Tarefas ->
A. Explique, segundo o texto sobre o direito antidumping, por que esse direito não se enquadra na definição de tributo do artigo 3º do Código Tributário Nacional.
B. Relacione todas as características que, de acordo com a citação do artigo 3º do Código Tributário Nacional no texto sobre o direito antidumping, compõem a definição de tributo.
C. Conforme o texto sobre o direito antidumping, qual órgão propõe esse direito e qual o aplica?

Texto ->
____________

Atribuir ao direito antidumping natureza tributária restringe-lhe,
sobremaneira, a sua aplicação e desvirtua, por completo, a sua aplicação.
O direito
antidumping não satisfaz, igualmente, a definição do artigo 3º do Código
Tributário Nacional: "Tributo é toda prestação pecuniária compulsória, em moeda
ou cujo valor nela se possa exprimir, que não constitua sanção de ato ilícito,
instituída em lei e cobrada mediante atividade administrativa plenamente
vinculada".
O direito
antidumping constitui-se em uma prestação pecuniária, em moeda,
obrigatória e estabelecida mediante processo administrativo. Disso não há o que
se discordar. Ele, todavia, não satisfaz dois requisitos da definição de
tributo: sanção de ato ilícito e a sua instituição em lei.
Como dito
anteriormente, o direito antidumping constitui, sim, uma sanção de um ato
ilícito. Embora as práticas comerciais se desenvolvam sobre o dogma da livre
concorrência, algumas são prejudiciais à indústria e comércio, como o
dumping. Se uma empresa dispõe de vantagens comparativas, que lhe
assegurem condições de concorrência superiores à indústria de outras economias,
este fato, por si só, não lhe dá direito de prejudicá-las. Ao revés, nessa
hipótese, o direito à livre concorrência pode ser impedido por uma sanção,
respectiva e proporcional ao dano provocado à indústria prejudicada pelo
dumping.
Ademais, e mais
relevante, o direito antidumping é um ato administrativo complexo,
proposto pelo Decom e aplicado pela Camex. É uma medida jurídico-política,
aplicada diante de uma investigação técnica e especializada. Ele não é
instituído por Lei, resultante de um processo legislativo, de modo que não
satisfaz a definição do Código Tributário Nacional.
Por fim, o artigo
10, caput, da Lei nº 9.019/95 estabelece que:
Art. 10 - Para
efeito de execução orçamentária, as receitas oriundas da cobrança dos direitos
antidumping e dos direitos compensatórios, classificadas como receitas
originárias, serão enquadradas na categoria de entradas compensatórias previstas
no parágrafo único do art. 3º da Lei nº 4.320, de 17 de março de 1964.

____________

Dados extraídos ->
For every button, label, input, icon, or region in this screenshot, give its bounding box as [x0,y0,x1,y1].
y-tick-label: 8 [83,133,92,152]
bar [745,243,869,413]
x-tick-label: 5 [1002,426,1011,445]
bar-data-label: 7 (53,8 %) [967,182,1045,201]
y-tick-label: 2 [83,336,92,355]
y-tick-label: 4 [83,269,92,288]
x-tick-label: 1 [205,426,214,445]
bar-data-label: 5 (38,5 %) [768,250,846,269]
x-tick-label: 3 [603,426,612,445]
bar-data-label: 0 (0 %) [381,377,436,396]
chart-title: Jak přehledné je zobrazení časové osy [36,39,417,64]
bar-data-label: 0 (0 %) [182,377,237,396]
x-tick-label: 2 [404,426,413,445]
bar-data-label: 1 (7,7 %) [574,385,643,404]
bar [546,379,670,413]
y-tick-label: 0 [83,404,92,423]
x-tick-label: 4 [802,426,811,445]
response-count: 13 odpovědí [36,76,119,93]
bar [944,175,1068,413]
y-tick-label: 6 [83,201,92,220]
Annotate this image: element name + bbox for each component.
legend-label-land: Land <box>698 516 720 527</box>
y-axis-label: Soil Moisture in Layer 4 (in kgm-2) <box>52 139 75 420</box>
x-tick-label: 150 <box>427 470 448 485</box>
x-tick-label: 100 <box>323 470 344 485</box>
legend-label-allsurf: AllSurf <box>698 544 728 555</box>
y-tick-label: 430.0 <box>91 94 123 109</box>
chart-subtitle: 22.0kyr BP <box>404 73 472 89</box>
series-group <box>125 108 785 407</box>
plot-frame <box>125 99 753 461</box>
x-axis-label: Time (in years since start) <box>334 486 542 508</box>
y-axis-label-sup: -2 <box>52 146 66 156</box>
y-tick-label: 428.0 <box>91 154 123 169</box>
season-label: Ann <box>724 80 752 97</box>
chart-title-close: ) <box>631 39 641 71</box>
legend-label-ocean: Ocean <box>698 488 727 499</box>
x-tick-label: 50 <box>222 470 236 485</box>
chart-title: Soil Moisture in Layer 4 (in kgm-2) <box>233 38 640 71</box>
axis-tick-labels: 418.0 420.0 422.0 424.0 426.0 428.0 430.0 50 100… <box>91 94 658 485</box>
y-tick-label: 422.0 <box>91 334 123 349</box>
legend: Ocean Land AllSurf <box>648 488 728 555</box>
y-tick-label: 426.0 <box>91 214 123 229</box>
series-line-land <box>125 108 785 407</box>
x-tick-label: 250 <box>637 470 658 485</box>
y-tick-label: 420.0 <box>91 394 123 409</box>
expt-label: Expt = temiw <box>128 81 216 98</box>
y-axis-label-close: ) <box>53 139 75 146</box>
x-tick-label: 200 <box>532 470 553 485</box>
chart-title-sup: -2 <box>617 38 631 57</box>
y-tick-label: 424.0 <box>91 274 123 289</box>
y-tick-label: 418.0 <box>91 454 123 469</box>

____________

Respostas por tarefa ->
A. O direito antidumping deixa de cumprir dois requisitos da definição. Ele é sanção de um ato ilícito, o dumping, e pode ser aplicado em proporção ao dano causado à indústria prejudicada. Além disso, não é instituído por lei, pois é um ato administrativo complexo, proposto pelo Decom e aplicado pela Camex, e não resulta de processo legislativo.

B.
- Prestação pecuniária compulsória
- Em moeda ou cujo valor nela se possa exprimir
- Que não constitua sanção de ato ilícito
- Instituída em lei
- Cobrada mediante atividade administrativa plenamente vinculada

C. O Decom o propõe, e a Camex o aplica.